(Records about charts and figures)

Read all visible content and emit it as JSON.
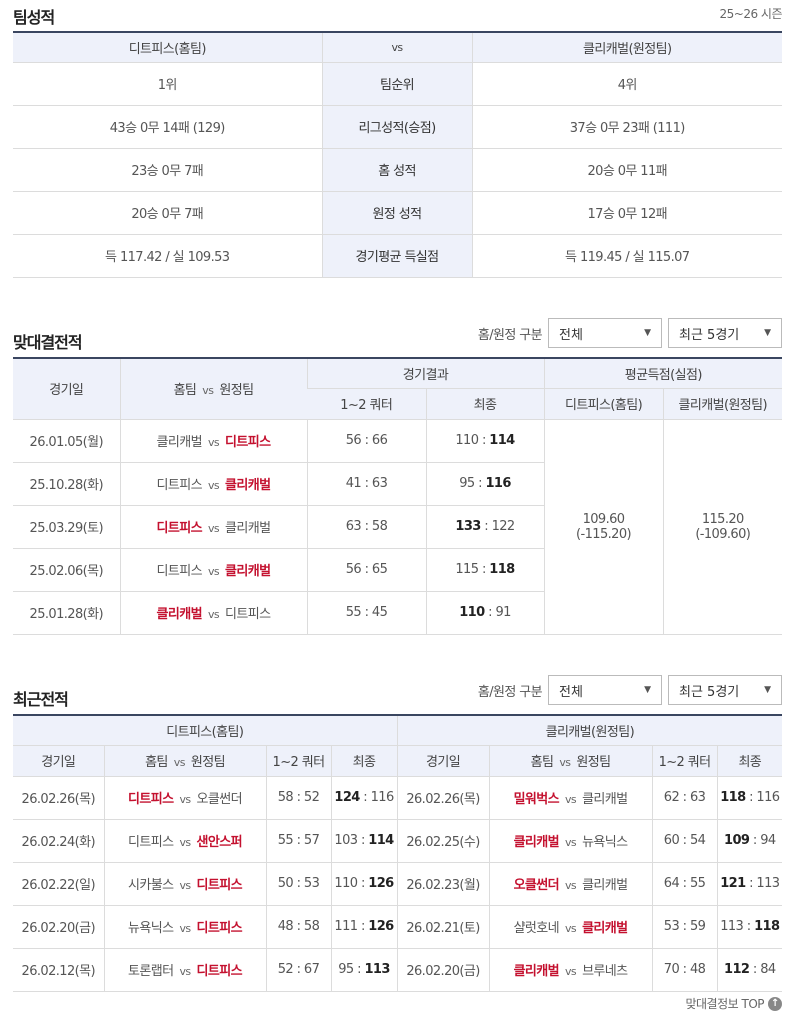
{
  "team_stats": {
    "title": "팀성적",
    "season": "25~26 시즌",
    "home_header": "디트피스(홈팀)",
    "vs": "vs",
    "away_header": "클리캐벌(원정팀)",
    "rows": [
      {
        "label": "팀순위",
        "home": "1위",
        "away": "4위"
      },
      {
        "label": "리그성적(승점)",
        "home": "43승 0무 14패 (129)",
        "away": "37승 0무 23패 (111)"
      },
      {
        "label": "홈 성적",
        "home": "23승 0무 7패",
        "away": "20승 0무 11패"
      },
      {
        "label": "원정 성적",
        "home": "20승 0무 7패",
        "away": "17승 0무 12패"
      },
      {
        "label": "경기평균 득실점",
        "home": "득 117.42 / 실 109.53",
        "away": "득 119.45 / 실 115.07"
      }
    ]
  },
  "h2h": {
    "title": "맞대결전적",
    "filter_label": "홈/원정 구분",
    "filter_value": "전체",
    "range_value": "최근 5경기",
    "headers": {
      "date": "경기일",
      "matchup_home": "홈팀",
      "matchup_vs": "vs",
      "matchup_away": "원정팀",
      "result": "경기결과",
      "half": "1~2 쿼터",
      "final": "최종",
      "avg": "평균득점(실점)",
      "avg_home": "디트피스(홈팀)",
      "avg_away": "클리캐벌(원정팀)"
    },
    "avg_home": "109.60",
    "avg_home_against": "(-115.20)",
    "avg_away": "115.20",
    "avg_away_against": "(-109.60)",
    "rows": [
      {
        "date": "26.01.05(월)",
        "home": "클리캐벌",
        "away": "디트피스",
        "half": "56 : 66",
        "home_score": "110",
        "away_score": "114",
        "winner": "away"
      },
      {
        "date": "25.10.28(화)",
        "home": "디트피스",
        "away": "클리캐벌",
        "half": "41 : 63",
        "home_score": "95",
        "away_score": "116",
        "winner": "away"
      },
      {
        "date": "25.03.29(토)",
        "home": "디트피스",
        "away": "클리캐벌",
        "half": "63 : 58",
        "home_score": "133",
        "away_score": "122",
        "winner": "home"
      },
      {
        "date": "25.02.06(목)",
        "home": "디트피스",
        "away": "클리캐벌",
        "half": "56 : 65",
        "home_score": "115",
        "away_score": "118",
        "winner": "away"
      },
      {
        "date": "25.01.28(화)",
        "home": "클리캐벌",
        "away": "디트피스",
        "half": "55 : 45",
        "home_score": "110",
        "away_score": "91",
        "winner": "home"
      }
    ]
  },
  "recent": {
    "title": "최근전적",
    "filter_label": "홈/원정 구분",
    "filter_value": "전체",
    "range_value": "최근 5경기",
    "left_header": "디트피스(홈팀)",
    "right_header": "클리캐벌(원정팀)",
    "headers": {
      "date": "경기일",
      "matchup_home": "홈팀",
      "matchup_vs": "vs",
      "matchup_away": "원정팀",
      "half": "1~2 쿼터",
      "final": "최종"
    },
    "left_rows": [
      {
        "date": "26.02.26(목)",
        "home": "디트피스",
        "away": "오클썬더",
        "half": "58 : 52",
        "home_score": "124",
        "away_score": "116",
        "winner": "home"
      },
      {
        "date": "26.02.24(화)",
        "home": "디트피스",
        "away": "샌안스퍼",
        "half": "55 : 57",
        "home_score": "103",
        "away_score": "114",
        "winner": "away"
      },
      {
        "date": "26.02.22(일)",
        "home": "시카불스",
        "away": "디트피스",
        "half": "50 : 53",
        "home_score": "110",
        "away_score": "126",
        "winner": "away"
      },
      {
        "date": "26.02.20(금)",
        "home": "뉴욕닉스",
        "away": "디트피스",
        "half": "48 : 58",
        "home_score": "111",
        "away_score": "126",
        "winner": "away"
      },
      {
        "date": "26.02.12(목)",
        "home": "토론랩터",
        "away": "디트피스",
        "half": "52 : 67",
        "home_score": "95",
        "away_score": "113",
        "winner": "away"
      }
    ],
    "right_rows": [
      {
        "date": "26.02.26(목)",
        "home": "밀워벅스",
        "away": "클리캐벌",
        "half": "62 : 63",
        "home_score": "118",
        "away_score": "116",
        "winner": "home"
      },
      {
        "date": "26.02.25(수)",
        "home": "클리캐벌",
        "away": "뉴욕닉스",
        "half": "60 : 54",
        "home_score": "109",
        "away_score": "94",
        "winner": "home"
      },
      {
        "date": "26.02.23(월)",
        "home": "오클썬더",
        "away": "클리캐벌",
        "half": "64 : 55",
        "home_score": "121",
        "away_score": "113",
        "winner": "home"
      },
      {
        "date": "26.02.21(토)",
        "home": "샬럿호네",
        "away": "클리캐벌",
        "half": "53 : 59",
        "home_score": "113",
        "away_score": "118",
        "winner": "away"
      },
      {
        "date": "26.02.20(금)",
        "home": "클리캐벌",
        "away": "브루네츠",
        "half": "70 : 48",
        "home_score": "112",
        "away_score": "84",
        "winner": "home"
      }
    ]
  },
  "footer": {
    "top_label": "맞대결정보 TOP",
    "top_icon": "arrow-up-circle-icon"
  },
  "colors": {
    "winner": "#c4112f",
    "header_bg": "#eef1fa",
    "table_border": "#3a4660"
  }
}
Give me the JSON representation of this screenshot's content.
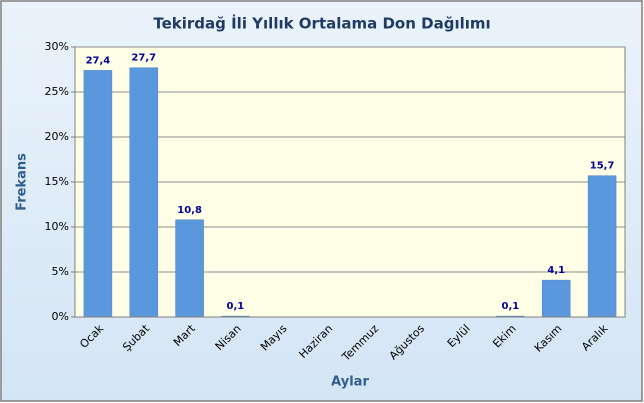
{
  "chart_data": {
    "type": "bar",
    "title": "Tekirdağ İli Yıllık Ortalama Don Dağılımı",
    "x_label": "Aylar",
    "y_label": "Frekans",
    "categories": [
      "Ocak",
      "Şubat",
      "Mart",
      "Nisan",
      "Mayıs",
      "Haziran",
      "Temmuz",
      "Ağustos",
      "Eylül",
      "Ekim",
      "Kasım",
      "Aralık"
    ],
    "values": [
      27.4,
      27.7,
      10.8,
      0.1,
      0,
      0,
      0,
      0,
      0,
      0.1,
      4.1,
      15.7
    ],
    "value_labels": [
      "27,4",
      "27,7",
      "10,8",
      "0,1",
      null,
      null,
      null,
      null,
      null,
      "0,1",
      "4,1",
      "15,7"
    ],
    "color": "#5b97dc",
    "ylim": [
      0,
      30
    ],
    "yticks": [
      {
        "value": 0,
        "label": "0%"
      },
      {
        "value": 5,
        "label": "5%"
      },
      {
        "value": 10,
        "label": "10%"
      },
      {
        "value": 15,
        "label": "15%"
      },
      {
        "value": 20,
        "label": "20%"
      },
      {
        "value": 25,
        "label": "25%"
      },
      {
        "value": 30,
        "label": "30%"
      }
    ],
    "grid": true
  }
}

### [THE REQUEST]
Leave out the pictures and repeat everything else in the records exactly.

### [TASK RESPONSE]
Read all visible content and emit it as JSON.
{
  "team_stats": {
    "title": "팀성적",
    "season": "25~26 시즌",
    "home_header": "디트피스(홈팀)",
    "vs": "vs",
    "away_header": "클리캐벌(원정팀)",
    "rows": [
      {
        "label": "팀순위",
        "home": "1위",
        "away": "4위"
      },
      {
        "label": "리그성적(승점)",
        "home": "43승 0무 14패 (129)",
        "away": "37승 0무 23패 (111)"
      },
      {
        "label": "홈 성적",
        "home": "23승 0무 7패",
        "away": "20승 0무 11패"
      },
      {
        "label": "원정 성적",
        "home": "20승 0무 7패",
        "away": "17승 0무 12패"
      },
      {
        "label": "경기평균 득실점",
        "home": "득 117.42 / 실 109.53",
        "away": "득 119.45 / 실 115.07"
      }
    ]
  },
  "h2h": {
    "title": "맞대결전적",
    "filter_label": "홈/원정 구분",
    "filter_value": "전체",
    "range_value": "최근 5경기",
    "headers": {
      "date": "경기일",
      "matchup_home": "홈팀",
      "matchup_vs": "vs",
      "matchup_away": "원정팀",
      "result": "경기결과",
      "half": "1~2 쿼터",
      "final": "최종",
      "avg": "평균득점(실점)",
      "avg_home": "디트피스(홈팀)",
      "avg_away": "클리캐벌(원정팀)"
    },
    "avg_home": "109.60",
    "avg_home_against": "(-115.20)",
    "avg_away": "115.20",
    "avg_away_against": "(-109.60)",
    "rows": [
      {
        "date": "26.01.05(월)",
        "home": "클리캐벌",
        "away": "디트피스",
        "half": "56 : 66",
        "home_score": "110",
        "away_score": "114",
        "winner": "away"
      },
      {
        "date": "25.10.28(화)",
        "home": "디트피스",
        "away": "클리캐벌",
        "half": "41 : 63",
        "home_score": "95",
        "away_score": "116",
        "winner": "away"
      },
      {
        "date": "25.03.29(토)",
        "home": "디트피스",
        "away": "클리캐벌",
        "half": "63 : 58",
        "home_score": "133",
        "away_score": "122",
        "winner": "home"
      },
      {
        "date": "25.02.06(목)",
        "home": "디트피스",
        "away": "클리캐벌",
        "half": "56 : 65",
        "home_score": "115",
        "away_score": "118",
        "winner": "away"
      },
      {
        "date": "25.01.28(화)",
        "home": "클리캐벌",
        "away": "디트피스",
        "half": "55 : 45",
        "home_score": "110",
        "away_score": "91",
        "winner": "home"
      }
    ]
  },
  "recent": {
    "title": "최근전적",
    "filter_label": "홈/원정 구분",
    "filter_value": "전체",
    "range_value": "최근 5경기",
    "left_header": "디트피스(홈팀)",
    "right_header": "클리캐벌(원정팀)",
    "headers": {
      "date": "경기일",
      "matchup_home": "홈팀",
      "matchup_vs": "vs",
      "matchup_away": "원정팀",
      "half": "1~2 쿼터",
      "final": "최종"
    },
    "left_rows": [
      {
        "date": "26.02.26(목)",
        "home": "디트피스",
        "away": "오클썬더",
        "half": "58 : 52",
        "home_score": "124",
        "away_score": "116",
        "winner": "home"
      },
      {
        "date": "26.02.24(화)",
        "home": "디트피스",
        "away": "샌안스퍼",
        "half": "55 : 57",
        "home_score": "103",
        "away_score": "114",
        "winner": "away"
      },
      {
        "date": "26.02.22(일)",
        "home": "시카불스",
        "away": "디트피스",
        "half": "50 : 53",
        "home_score": "110",
        "away_score": "126",
        "winner": "away"
      },
      {
        "date": "26.02.20(금)",
        "home": "뉴욕닉스",
        "away": "디트피스",
        "half": "48 : 58",
        "home_score": "111",
        "away_score": "126",
        "winner": "away"
      },
      {
        "date": "26.02.12(목)",
        "home": "토론랩터",
        "away": "디트피스",
        "half": "52 : 67",
        "home_score": "95",
        "away_score": "113",
        "winner": "away"
      }
    ],
    "right_rows": [
      {
        "date": "26.02.26(목)",
        "home": "밀워벅스",
        "away": "클리캐벌",
        "half": "62 : 63",
        "home_score": "118",
        "away_score": "116",
        "winner": "home"
      },
      {
        "date": "26.02.25(수)",
        "home": "클리캐벌",
        "away": "뉴욕닉스",
        "half": "60 : 54",
        "home_score": "109",
        "away_score": "94",
        "winner": "home"
      },
      {
        "date": "26.02.23(월)",
        "home": "오클썬더",
        "away": "클리캐벌",
        "half": "64 : 55",
        "home_score": "121",
        "away_score": "113",
        "winner": "home"
      },
      {
        "date": "26.02.21(토)",
        "home": "샬럿호네",
        "away": "클리캐벌",
        "half": "53 : 59",
        "home_score": "113",
        "away_score": "118",
        "winner": "away"
      },
      {
        "date": "26.02.20(금)",
        "home": "클리캐벌",
        "away": "브루네츠",
        "half": "70 : 48",
        "home_score": "112",
        "away_score": "84",
        "winner": "home"
      }
    ]
  },
  "footer": {
    "top_label": "맞대결정보 TOP",
    "top_icon": "arrow-up-circle-icon"
  },
  "colors": {
    "winner": "#c4112f",
    "header_bg": "#eef1fa",
    "table_border": "#3a4660"
  }
}
Give me the JSON representation of this screenshot's content.
{
  "chart_data": {
    "type": "bar",
    "title": "Tekirdağ İli Yıllık Ortalama Don Dağılımı",
    "x_label": "Aylar",
    "y_label": "Frekans",
    "categories": [
      "Ocak",
      "Şubat",
      "Mart",
      "Nisan",
      "Mayıs",
      "Haziran",
      "Temmuz",
      "Ağustos",
      "Eylül",
      "Ekim",
      "Kasım",
      "Aralık"
    ],
    "values": [
      27.4,
      27.7,
      10.8,
      0.1,
      0,
      0,
      0,
      0,
      0,
      0.1,
      4.1,
      15.7
    ],
    "value_labels": [
      "27,4",
      "27,7",
      "10,8",
      "0,1",
      null,
      null,
      null,
      null,
      null,
      "0,1",
      "4,1",
      "15,7"
    ],
    "color": "#5b97dc",
    "ylim": [
      0,
      30
    ],
    "yticks": [
      {
        "value": 0,
        "label": "0%"
      },
      {
        "value": 5,
        "label": "5%"
      },
      {
        "value": 10,
        "label": "10%"
      },
      {
        "value": 15,
        "label": "15%"
      },
      {
        "value": 20,
        "label": "20%"
      },
      {
        "value": 25,
        "label": "25%"
      },
      {
        "value": 30,
        "label": "30%"
      }
    ],
    "grid": true
  }
}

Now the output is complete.